[START The input]

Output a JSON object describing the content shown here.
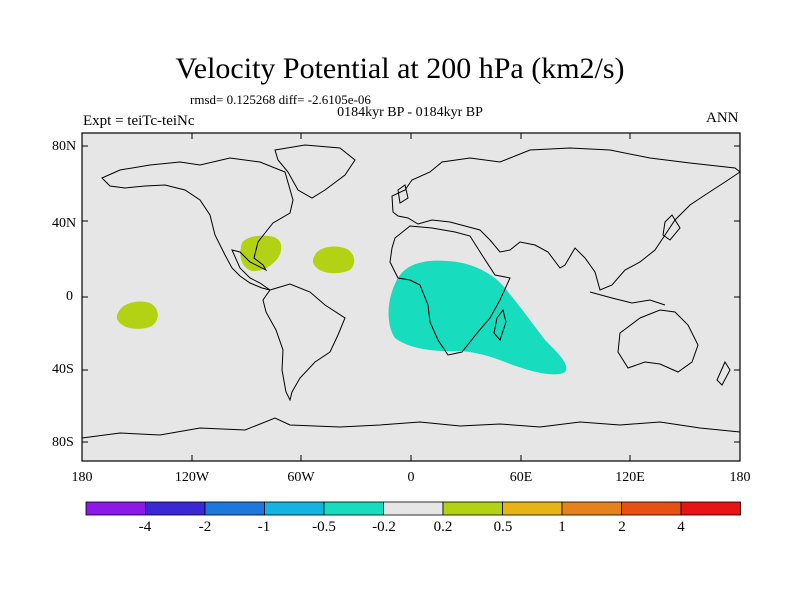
{
  "title": "Velocity Potential at 200 hPa (km2/s)",
  "stats_line": "rmsd= 0.125268  diff= -2.6105e-06",
  "period": "0184kyr BP - 0184kyr BP",
  "experiment": "Expt = teiTc-teiNc",
  "season": "ANN",
  "lat_labels": [
    "80N",
    "40N",
    "0",
    "40S",
    "80S"
  ],
  "lon_labels": [
    "180",
    "120W",
    "60W",
    "0",
    "60E",
    "120E",
    "180"
  ],
  "colorbar": {
    "labels": [
      "-4",
      "-2",
      "-1",
      "-0.5",
      "-0.2",
      "0.2",
      "0.5",
      "1",
      "2",
      "4"
    ],
    "colors": [
      "#8c1ae6",
      "#3c28d2",
      "#1e78dc",
      "#14b4e0",
      "#18dcbe",
      "#e6e6e6",
      "#b4d214",
      "#e6b414",
      "#e6821e",
      "#e65014",
      "#e61414"
    ]
  },
  "map_colors": {
    "ocean_land": "#e6e6e6",
    "positive_anomaly": "#b4d214",
    "negative_anomaly": "#18dcbe"
  }
}
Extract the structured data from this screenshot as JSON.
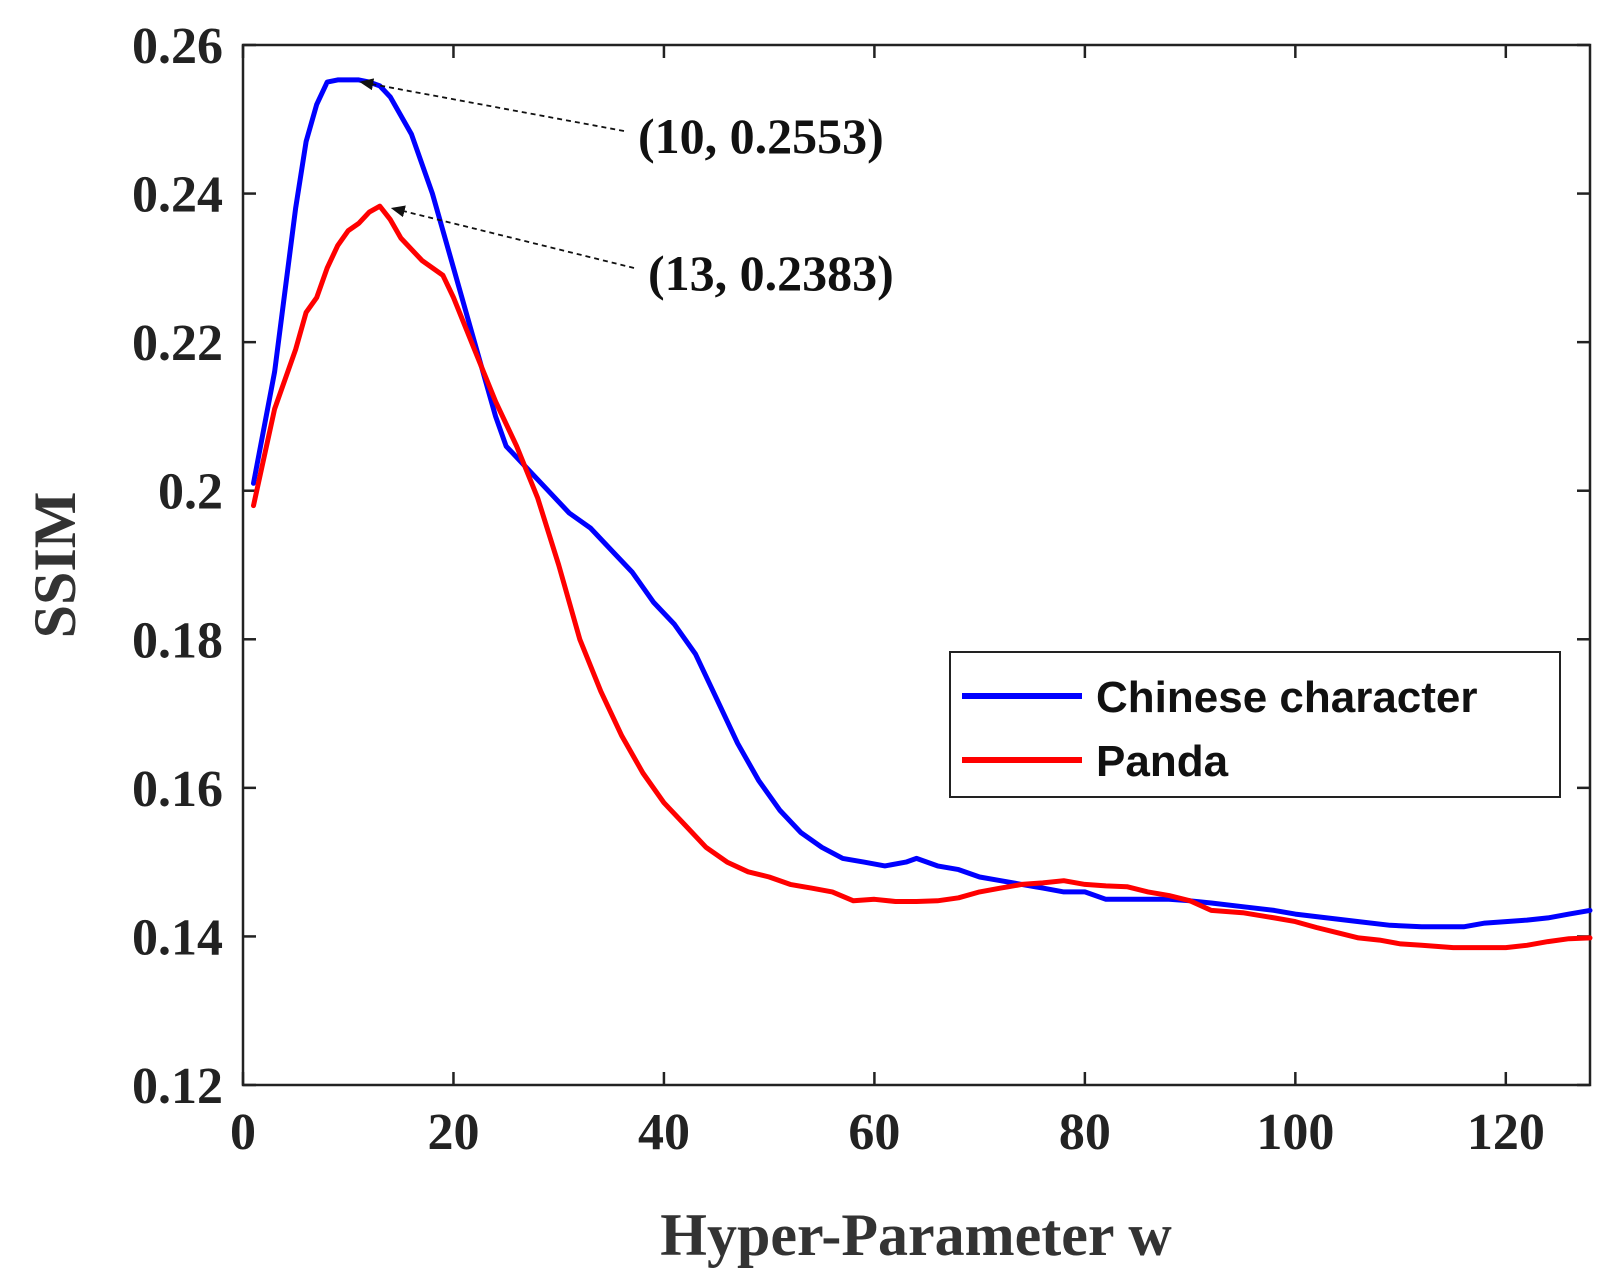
{
  "chart_data": {
    "type": "line",
    "title": "",
    "xlabel": "Hyper-Parameter w",
    "ylabel": "SSIM",
    "xlim": [
      0,
      128
    ],
    "ylim": [
      0.12,
      0.26
    ],
    "xticks": [
      0,
      20,
      40,
      60,
      80,
      100,
      120
    ],
    "xtick_labels": [
      "0",
      "20",
      "40",
      "60",
      "80",
      "100",
      "120"
    ],
    "yticks": [
      0.12,
      0.14,
      0.16,
      0.18,
      0.2,
      0.22,
      0.24,
      0.26
    ],
    "ytick_labels": [
      "0.12",
      "0.14",
      "0.16",
      "0.18",
      "0.2",
      "0.22",
      "0.24",
      "0.26"
    ],
    "grid": false,
    "legend_position": "center-right",
    "series": [
      {
        "name": "Chinese character",
        "color": "#0000ff",
        "x": [
          1,
          3,
          5,
          6,
          7,
          8,
          9,
          10,
          11,
          12,
          13,
          14,
          16,
          18,
          20,
          22,
          24,
          25,
          27,
          29,
          31,
          33,
          35,
          37,
          39,
          41,
          43,
          45,
          47,
          49,
          51,
          53,
          55,
          57,
          59,
          61,
          63,
          64,
          66,
          68,
          70,
          72,
          74,
          76,
          78,
          80,
          82,
          85,
          88,
          90,
          92,
          95,
          98,
          100,
          103,
          106,
          109,
          112,
          116,
          118,
          120,
          122,
          124,
          126,
          128
        ],
        "y": [
          0.201,
          0.216,
          0.238,
          0.247,
          0.252,
          0.255,
          0.2553,
          0.2553,
          0.2553,
          0.255,
          0.2545,
          0.253,
          0.248,
          0.24,
          0.23,
          0.22,
          0.21,
          0.206,
          0.203,
          0.2,
          0.197,
          0.195,
          0.192,
          0.189,
          0.185,
          0.182,
          0.178,
          0.172,
          0.166,
          0.161,
          0.157,
          0.154,
          0.152,
          0.1505,
          0.15,
          0.1495,
          0.15,
          0.1505,
          0.1495,
          0.149,
          0.148,
          0.1475,
          0.147,
          0.1465,
          0.146,
          0.146,
          0.145,
          0.145,
          0.145,
          0.1448,
          0.1445,
          0.144,
          0.1435,
          0.143,
          0.1425,
          0.142,
          0.1415,
          0.1413,
          0.1413,
          0.1418,
          0.142,
          0.1422,
          0.1425,
          0.143,
          0.1435
        ]
      },
      {
        "name": "Panda",
        "color": "#ff0000",
        "x": [
          1,
          3,
          5,
          6,
          7,
          8,
          9,
          10,
          11,
          12,
          13,
          14,
          15,
          17,
          19,
          20,
          22,
          24,
          26,
          28,
          30,
          32,
          34,
          36,
          38,
          40,
          42,
          44,
          46,
          48,
          50,
          52,
          54,
          56,
          58,
          60,
          62,
          64,
          66,
          68,
          70,
          72,
          74,
          76,
          78,
          80,
          82,
          84,
          86,
          88,
          90,
          92,
          95,
          98,
          100,
          102,
          104,
          106,
          108,
          110,
          112,
          115,
          118,
          120,
          122,
          124,
          126,
          128
        ],
        "y": [
          0.198,
          0.211,
          0.219,
          0.224,
          0.226,
          0.23,
          0.233,
          0.235,
          0.236,
          0.2375,
          0.2383,
          0.2365,
          0.234,
          0.231,
          0.229,
          0.226,
          0.219,
          0.212,
          0.206,
          0.199,
          0.19,
          0.18,
          0.173,
          0.167,
          0.162,
          0.158,
          0.155,
          0.152,
          0.15,
          0.1487,
          0.148,
          0.147,
          0.1465,
          0.146,
          0.1448,
          0.145,
          0.1447,
          0.1447,
          0.1448,
          0.1452,
          0.146,
          0.1465,
          0.147,
          0.1472,
          0.1475,
          0.147,
          0.1468,
          0.1467,
          0.146,
          0.1455,
          0.1448,
          0.1435,
          0.1432,
          0.1425,
          0.142,
          0.1412,
          0.1405,
          0.1398,
          0.1395,
          0.139,
          0.1388,
          0.1385,
          0.1385,
          0.1385,
          0.1388,
          0.1393,
          0.1397,
          0.1398
        ]
      }
    ],
    "annotations": [
      {
        "text": "(10, 0.2553)",
        "x": 10,
        "y": 0.2553
      },
      {
        "text": "(13, 0.2383)",
        "x": 13,
        "y": 0.2383
      }
    ]
  }
}
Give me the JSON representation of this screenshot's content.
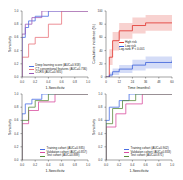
{
  "chart_data": [
    {
      "type": "line",
      "x_label": "1-Specificity",
      "y_label": "Sensitivity",
      "xlim": [
        0,
        1
      ],
      "ylim": [
        0,
        1
      ],
      "xticks": [
        {
          "value": 0,
          "label": "0.0"
        },
        0.2,
        0.4,
        0.6,
        0.8,
        {
          "value": 1,
          "label": "1.0"
        }
      ],
      "yticks": [
        {
          "value": 0,
          "label": "0.0"
        },
        0.2,
        0.4,
        0.6,
        0.8,
        {
          "value": 1,
          "label": "1.0"
        }
      ],
      "legend": "lower right",
      "series": [
        {
          "name": "Deep learning score (AUC=0.918)",
          "color": "#4a6fe3",
          "x": [
            0,
            0,
            0.05,
            0.05,
            0.1,
            0.1,
            0.2,
            0.2,
            0.4,
            0.4,
            1
          ],
          "values": [
            0,
            0.6,
            0.6,
            0.75,
            0.75,
            0.85,
            0.85,
            0.92,
            0.92,
            1,
            1
          ]
        },
        {
          "name": "CT conventional features (AUC=0.736)",
          "color": "#e8747c",
          "x": [
            0,
            0,
            0.1,
            0.1,
            0.2,
            0.2,
            0.4,
            0.4,
            0.6,
            0.6,
            1
          ],
          "values": [
            0,
            0.3,
            0.3,
            0.5,
            0.5,
            0.6,
            0.6,
            0.8,
            0.8,
            1,
            1
          ]
        },
        {
          "name": "CCRS (AUC=0.935)",
          "color": "#9b59b6",
          "x": [
            0,
            0,
            0.05,
            0.05,
            0.15,
            0.15,
            0.3,
            0.3,
            1
          ],
          "values": [
            0,
            0.65,
            0.65,
            0.8,
            0.8,
            0.9,
            0.9,
            1,
            1
          ]
        }
      ]
    },
    {
      "type": "step",
      "x_label": "Time (months)",
      "y_label": "Cumulative incidence (%)",
      "xlim": [
        0,
        60
      ],
      "ylim": [
        0,
        100
      ],
      "xticks": [
        0,
        12,
        24,
        36,
        48,
        60
      ],
      "yticks": [
        0,
        20,
        40,
        60,
        80,
        100
      ],
      "legend": "center left",
      "annotation": "Log-rank P < 0.001",
      "series": [
        {
          "name": "High risk",
          "color": "#e0302a",
          "x": [
            0,
            3,
            6,
            12,
            24,
            36,
            60
          ],
          "values": [
            0,
            30,
            55,
            70,
            78,
            82,
            82
          ],
          "lower": [
            0,
            18,
            40,
            58,
            66,
            70,
            70
          ],
          "upper": [
            0,
            42,
            68,
            82,
            90,
            94,
            94
          ]
        },
        {
          "name": "Low risk",
          "color": "#3a5fd9",
          "x": [
            0,
            3,
            6,
            12,
            24,
            36,
            60
          ],
          "values": [
            0,
            3,
            8,
            12,
            18,
            22,
            25
          ],
          "lower": [
            0,
            0,
            3,
            6,
            10,
            13,
            15
          ],
          "upper": [
            0,
            7,
            13,
            18,
            26,
            31,
            35
          ]
        }
      ]
    },
    {
      "type": "line",
      "x_label": "1-Specificity",
      "y_label": "Sensitivity",
      "xlim": [
        0,
        1
      ],
      "ylim": [
        0,
        1
      ],
      "xticks": [
        {
          "value": 0,
          "label": "0.0"
        },
        0.2,
        0.4,
        0.6,
        0.8,
        {
          "value": 1,
          "label": "1.0"
        }
      ],
      "yticks": [
        {
          "value": 0,
          "label": "0.0"
        },
        0.2,
        0.4,
        0.6,
        0.8,
        {
          "value": 1,
          "label": "1.0"
        }
      ],
      "legend": "lower right",
      "series": [
        {
          "name": "Training cohort (AUC=0.935)",
          "color": "#4a6fe3",
          "x": [
            0,
            0,
            0.05,
            0.05,
            0.15,
            0.15,
            0.3,
            0.3,
            1
          ],
          "values": [
            0,
            0.7,
            0.7,
            0.85,
            0.85,
            0.92,
            0.92,
            1,
            1
          ]
        },
        {
          "name": "Validation cohort (AUC=0.857)",
          "color": "#d94fa0",
          "x": [
            0,
            0,
            0.1,
            0.1,
            0.25,
            0.25,
            0.5,
            0.5,
            1
          ],
          "values": [
            0,
            0.55,
            0.55,
            0.75,
            0.75,
            0.88,
            0.88,
            1,
            1
          ]
        },
        {
          "name": "Test cohort (AUC=0.889)",
          "color": "#5a8a3c",
          "x": [
            0,
            0,
            0.1,
            0.1,
            0.2,
            0.2,
            0.4,
            0.4,
            1
          ],
          "values": [
            0,
            0.6,
            0.6,
            0.8,
            0.8,
            0.9,
            0.9,
            1,
            1
          ]
        }
      ]
    },
    {
      "type": "line",
      "x_label": "1-Specificity",
      "y_label": "Sensitivity",
      "xlim": [
        0,
        1
      ],
      "ylim": [
        0,
        1
      ],
      "xticks": [
        {
          "value": 0,
          "label": "0.0"
        },
        0.2,
        0.4,
        0.6,
        0.8,
        {
          "value": 1,
          "label": "1.0"
        }
      ],
      "yticks": [
        {
          "value": 0,
          "label": "0.0"
        },
        0.2,
        0.4,
        0.6,
        0.8,
        {
          "value": 1,
          "label": "1.0"
        }
      ],
      "legend": "lower right",
      "series": [
        {
          "name": "Training cohort (AUC=0.902)",
          "color": "#4a6fe3",
          "x": [
            0,
            0,
            0.05,
            0.05,
            0.2,
            0.2,
            0.35,
            0.35,
            1
          ],
          "values": [
            0,
            0.6,
            0.6,
            0.8,
            0.8,
            0.9,
            0.9,
            1,
            1
          ]
        },
        {
          "name": "Validation cohort (AUC=0.833)",
          "color": "#d94fa0",
          "x": [
            0,
            0,
            0.15,
            0.15,
            0.3,
            0.3,
            0.55,
            0.55,
            1
          ],
          "values": [
            0,
            0.5,
            0.5,
            0.7,
            0.7,
            0.85,
            0.85,
            1,
            1
          ]
        },
        {
          "name": "Test cohort (AUC=0.871)",
          "color": "#5a8a3c",
          "x": [
            0,
            0,
            0.1,
            0.1,
            0.25,
            0.25,
            0.45,
            0.45,
            1
          ],
          "values": [
            0,
            0.55,
            0.55,
            0.78,
            0.78,
            0.9,
            0.9,
            1,
            1
          ]
        }
      ]
    }
  ]
}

[END The input]

* _Do this_:
From the data, pick out every line that includes "Test".

* _Solution to this exercise_:
          "name": "Test cohort (AUC=0.889)",
          "name": "Test cohort (AUC=0.871)",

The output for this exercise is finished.